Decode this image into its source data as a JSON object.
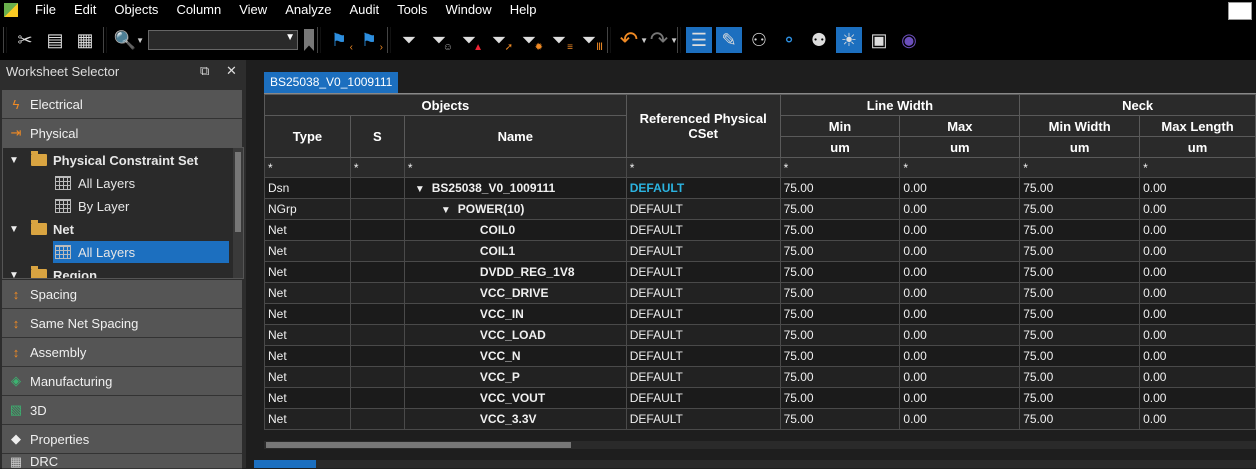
{
  "menu": [
    "File",
    "Edit",
    "Objects",
    "Column",
    "View",
    "Analyze",
    "Audit",
    "Tools",
    "Window",
    "Help"
  ],
  "toolbar": {
    "object_combo_value": "",
    "icons": [
      "scissors-icon",
      "copy-icon",
      "paste-icon",
      "find-icon",
      "bookmark-icon",
      "go-back-bookmark-icon",
      "go-forward-bookmark-icon",
      "filter-icon",
      "filter-smiley-icon",
      "filter-warning-icon",
      "filter-arrow-icon",
      "filter-gear-icon",
      "filter-list-icon",
      "filter-columns-icon",
      "undo-icon",
      "redo-icon",
      "worksheet-mode-icon",
      "tag-icon",
      "toggle-icon",
      "schedule-icon",
      "toggle-off-icon",
      "settings-sun-icon",
      "report-icon",
      "search-object-icon"
    ]
  },
  "worksheet_selector": {
    "title": "Worksheet Selector",
    "categories_top": [
      {
        "label": "Electrical",
        "icon": "lightning-icon"
      },
      {
        "label": "Physical",
        "icon": "physical-icon"
      }
    ],
    "tree": [
      {
        "label": "Physical Constraint Set",
        "kind": "folder",
        "level": 0,
        "bold": true
      },
      {
        "label": "All Layers",
        "kind": "sheet",
        "level": 1
      },
      {
        "label": "By Layer",
        "kind": "sheet",
        "level": 1
      },
      {
        "label": "Net",
        "kind": "folder",
        "level": 0,
        "bold": true
      },
      {
        "label": "All Layers",
        "kind": "sheet",
        "level": 1,
        "selected": true
      },
      {
        "label": "Region",
        "kind": "folder",
        "level": 0,
        "bold": true
      }
    ],
    "categories_bottom": [
      {
        "label": "Spacing",
        "icon": "spacing-icon"
      },
      {
        "label": "Same Net Spacing",
        "icon": "same-net-spacing-icon"
      },
      {
        "label": "Assembly",
        "icon": "assembly-icon"
      },
      {
        "label": "Manufacturing",
        "icon": "manufacturing-icon"
      },
      {
        "label": "3D",
        "icon": "3d-icon"
      },
      {
        "label": "Properties",
        "icon": "tag-icon"
      },
      {
        "label": "DRC",
        "icon": "drc-icon"
      }
    ]
  },
  "worksheet": {
    "tab_label": "BS25038_V0_1009111",
    "headers": {
      "objects": "Objects",
      "type": "Type",
      "s": "S",
      "name": "Name",
      "ref_cset": "Referenced Physical CSet",
      "line_width": "Line Width",
      "min": "Min",
      "max": "Max",
      "neck": "Neck",
      "min_width": "Min Width",
      "max_length": "Max Length",
      "unit": "um"
    },
    "filter": "*",
    "rows": [
      {
        "type": "Dsn",
        "name": "BS25038_V0_1009111",
        "indent": 0,
        "expander": "▼",
        "cset": "DEFAULT",
        "cset_link": true,
        "lw_min": "75.00",
        "lw_max": "0.00",
        "neck_min": "75.00",
        "neck_len": "0.00"
      },
      {
        "type": "NGrp",
        "name": "POWER(10)",
        "indent": 1,
        "expander": "▼",
        "cset": "DEFAULT",
        "lw_min": "75.00",
        "lw_max": "0.00",
        "neck_min": "75.00",
        "neck_len": "0.00"
      },
      {
        "type": "Net",
        "name": "COIL0",
        "indent": 2,
        "cset": "DEFAULT",
        "lw_min": "75.00",
        "lw_max": "0.00",
        "neck_min": "75.00",
        "neck_len": "0.00"
      },
      {
        "type": "Net",
        "name": "COIL1",
        "indent": 2,
        "cset": "DEFAULT",
        "lw_min": "75.00",
        "lw_max": "0.00",
        "neck_min": "75.00",
        "neck_len": "0.00"
      },
      {
        "type": "Net",
        "name": "DVDD_REG_1V8",
        "indent": 2,
        "cset": "DEFAULT",
        "lw_min": "75.00",
        "lw_max": "0.00",
        "neck_min": "75.00",
        "neck_len": "0.00"
      },
      {
        "type": "Net",
        "name": "VCC_DRIVE",
        "indent": 2,
        "cset": "DEFAULT",
        "lw_min": "75.00",
        "lw_max": "0.00",
        "neck_min": "75.00",
        "neck_len": "0.00"
      },
      {
        "type": "Net",
        "name": "VCC_IN",
        "indent": 2,
        "cset": "DEFAULT",
        "lw_min": "75.00",
        "lw_max": "0.00",
        "neck_min": "75.00",
        "neck_len": "0.00"
      },
      {
        "type": "Net",
        "name": "VCC_LOAD",
        "indent": 2,
        "cset": "DEFAULT",
        "lw_min": "75.00",
        "lw_max": "0.00",
        "neck_min": "75.00",
        "neck_len": "0.00"
      },
      {
        "type": "Net",
        "name": "VCC_N",
        "indent": 2,
        "cset": "DEFAULT",
        "lw_min": "75.00",
        "lw_max": "0.00",
        "neck_min": "75.00",
        "neck_len": "0.00"
      },
      {
        "type": "Net",
        "name": "VCC_P",
        "indent": 2,
        "cset": "DEFAULT",
        "lw_min": "75.00",
        "lw_max": "0.00",
        "neck_min": "75.00",
        "neck_len": "0.00"
      },
      {
        "type": "Net",
        "name": "VCC_VOUT",
        "indent": 2,
        "cset": "DEFAULT",
        "lw_min": "75.00",
        "lw_max": "0.00",
        "neck_min": "75.00",
        "neck_len": "0.00"
      },
      {
        "type": "Net",
        "name": "VCC_3.3V",
        "indent": 2,
        "cset": "DEFAULT",
        "lw_min": "75.00",
        "lw_max": "0.00",
        "neck_min": "75.00",
        "neck_len": "0.00"
      }
    ]
  },
  "colors": {
    "accent": "#1c6fbf",
    "link": "#2bb3e0"
  }
}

*Work to complete*
Reproduce each record above by retyping it exactly; omit all images.

*Task output*
Decode this image into its source data as a JSON object.
{
  "menu": [
    "File",
    "Edit",
    "Objects",
    "Column",
    "View",
    "Analyze",
    "Audit",
    "Tools",
    "Window",
    "Help"
  ],
  "toolbar": {
    "object_combo_value": "",
    "icons": [
      "scissors-icon",
      "copy-icon",
      "paste-icon",
      "find-icon",
      "bookmark-icon",
      "go-back-bookmark-icon",
      "go-forward-bookmark-icon",
      "filter-icon",
      "filter-smiley-icon",
      "filter-warning-icon",
      "filter-arrow-icon",
      "filter-gear-icon",
      "filter-list-icon",
      "filter-columns-icon",
      "undo-icon",
      "redo-icon",
      "worksheet-mode-icon",
      "tag-icon",
      "toggle-icon",
      "schedule-icon",
      "toggle-off-icon",
      "settings-sun-icon",
      "report-icon",
      "search-object-icon"
    ]
  },
  "worksheet_selector": {
    "title": "Worksheet Selector",
    "categories_top": [
      {
        "label": "Electrical",
        "icon": "lightning-icon"
      },
      {
        "label": "Physical",
        "icon": "physical-icon"
      }
    ],
    "tree": [
      {
        "label": "Physical Constraint Set",
        "kind": "folder",
        "level": 0,
        "bold": true
      },
      {
        "label": "All Layers",
        "kind": "sheet",
        "level": 1
      },
      {
        "label": "By Layer",
        "kind": "sheet",
        "level": 1
      },
      {
        "label": "Net",
        "kind": "folder",
        "level": 0,
        "bold": true
      },
      {
        "label": "All Layers",
        "kind": "sheet",
        "level": 1,
        "selected": true
      },
      {
        "label": "Region",
        "kind": "folder",
        "level": 0,
        "bold": true
      }
    ],
    "categories_bottom": [
      {
        "label": "Spacing",
        "icon": "spacing-icon"
      },
      {
        "label": "Same Net Spacing",
        "icon": "same-net-spacing-icon"
      },
      {
        "label": "Assembly",
        "icon": "assembly-icon"
      },
      {
        "label": "Manufacturing",
        "icon": "manufacturing-icon"
      },
      {
        "label": "3D",
        "icon": "3d-icon"
      },
      {
        "label": "Properties",
        "icon": "tag-icon"
      },
      {
        "label": "DRC",
        "icon": "drc-icon"
      }
    ]
  },
  "worksheet": {
    "tab_label": "BS25038_V0_1009111",
    "headers": {
      "objects": "Objects",
      "type": "Type",
      "s": "S",
      "name": "Name",
      "ref_cset": "Referenced Physical CSet",
      "line_width": "Line Width",
      "min": "Min",
      "max": "Max",
      "neck": "Neck",
      "min_width": "Min Width",
      "max_length": "Max Length",
      "unit": "um"
    },
    "filter": "*",
    "rows": [
      {
        "type": "Dsn",
        "name": "BS25038_V0_1009111",
        "indent": 0,
        "expander": "▼",
        "cset": "DEFAULT",
        "cset_link": true,
        "lw_min": "75.00",
        "lw_max": "0.00",
        "neck_min": "75.00",
        "neck_len": "0.00"
      },
      {
        "type": "NGrp",
        "name": "POWER(10)",
        "indent": 1,
        "expander": "▼",
        "cset": "DEFAULT",
        "lw_min": "75.00",
        "lw_max": "0.00",
        "neck_min": "75.00",
        "neck_len": "0.00"
      },
      {
        "type": "Net",
        "name": "COIL0",
        "indent": 2,
        "cset": "DEFAULT",
        "lw_min": "75.00",
        "lw_max": "0.00",
        "neck_min": "75.00",
        "neck_len": "0.00"
      },
      {
        "type": "Net",
        "name": "COIL1",
        "indent": 2,
        "cset": "DEFAULT",
        "lw_min": "75.00",
        "lw_max": "0.00",
        "neck_min": "75.00",
        "neck_len": "0.00"
      },
      {
        "type": "Net",
        "name": "DVDD_REG_1V8",
        "indent": 2,
        "cset": "DEFAULT",
        "lw_min": "75.00",
        "lw_max": "0.00",
        "neck_min": "75.00",
        "neck_len": "0.00"
      },
      {
        "type": "Net",
        "name": "VCC_DRIVE",
        "indent": 2,
        "cset": "DEFAULT",
        "lw_min": "75.00",
        "lw_max": "0.00",
        "neck_min": "75.00",
        "neck_len": "0.00"
      },
      {
        "type": "Net",
        "name": "VCC_IN",
        "indent": 2,
        "cset": "DEFAULT",
        "lw_min": "75.00",
        "lw_max": "0.00",
        "neck_min": "75.00",
        "neck_len": "0.00"
      },
      {
        "type": "Net",
        "name": "VCC_LOAD",
        "indent": 2,
        "cset": "DEFAULT",
        "lw_min": "75.00",
        "lw_max": "0.00",
        "neck_min": "75.00",
        "neck_len": "0.00"
      },
      {
        "type": "Net",
        "name": "VCC_N",
        "indent": 2,
        "cset": "DEFAULT",
        "lw_min": "75.00",
        "lw_max": "0.00",
        "neck_min": "75.00",
        "neck_len": "0.00"
      },
      {
        "type": "Net",
        "name": "VCC_P",
        "indent": 2,
        "cset": "DEFAULT",
        "lw_min": "75.00",
        "lw_max": "0.00",
        "neck_min": "75.00",
        "neck_len": "0.00"
      },
      {
        "type": "Net",
        "name": "VCC_VOUT",
        "indent": 2,
        "cset": "DEFAULT",
        "lw_min": "75.00",
        "lw_max": "0.00",
        "neck_min": "75.00",
        "neck_len": "0.00"
      },
      {
        "type": "Net",
        "name": "VCC_3.3V",
        "indent": 2,
        "cset": "DEFAULT",
        "lw_min": "75.00",
        "lw_max": "0.00",
        "neck_min": "75.00",
        "neck_len": "0.00"
      }
    ]
  },
  "colors": {
    "accent": "#1c6fbf",
    "link": "#2bb3e0"
  }
}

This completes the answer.